__Goal of the exercise__
Write out the full set of records exactly. Any pictures in them do not belong in the copy.

__Entries with figure data__
—————

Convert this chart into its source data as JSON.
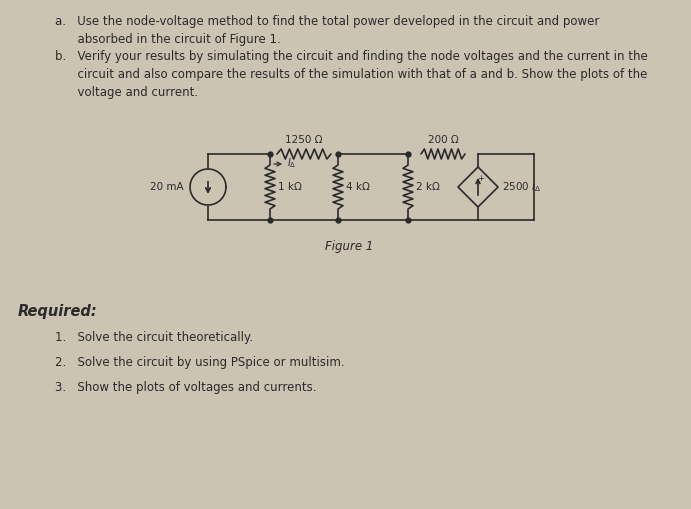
{
  "bg_color": "#cbc4b3",
  "text_color": "#2a2a2a",
  "line_color": "#2a2a2a",
  "title_a1": "a.   Use the node-voltage method to find the total power developed in the circuit and power",
  "title_a2": "      absorbed in the circuit of Figure 1.",
  "title_b1": "b.   Verify your results by simulating the circuit and finding the node voltages and the current in the",
  "title_b2": "      circuit and also compare the results of the simulation with that of a and b. Show the plots of the",
  "title_b3": "      voltage and current.",
  "required_label": "Required:",
  "req1": "1.   Solve the circuit theoretically.",
  "req2": "2.   Solve the circuit by using PSpice or multisim.",
  "req3": "3.   Show the plots of voltages and currents.",
  "figure_label": "Figure 1",
  "font_size_text": 8.5,
  "font_size_required": 10.5
}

—————

__Answer to this task__
Convert this chart into its source data as JSON.
{
  "bg_color": "#cbc4b3",
  "text_color": "#2a2a2a",
  "line_color": "#2a2a2a",
  "title_a1": "a.   Use the node-voltage method to find the total power developed in the circuit and power",
  "title_a2": "      absorbed in the circuit of Figure 1.",
  "title_b1": "b.   Verify your results by simulating the circuit and finding the node voltages and the current in the",
  "title_b2": "      circuit and also compare the results of the simulation with that of a and b. Show the plots of the",
  "title_b3": "      voltage and current.",
  "required_label": "Required:",
  "req1": "1.   Solve the circuit theoretically.",
  "req2": "2.   Solve the circuit by using PSpice or multisim.",
  "req3": "3.   Show the plots of voltages and currents.",
  "figure_label": "Figure 1",
  "font_size_text": 8.5,
  "font_size_required": 10.5
}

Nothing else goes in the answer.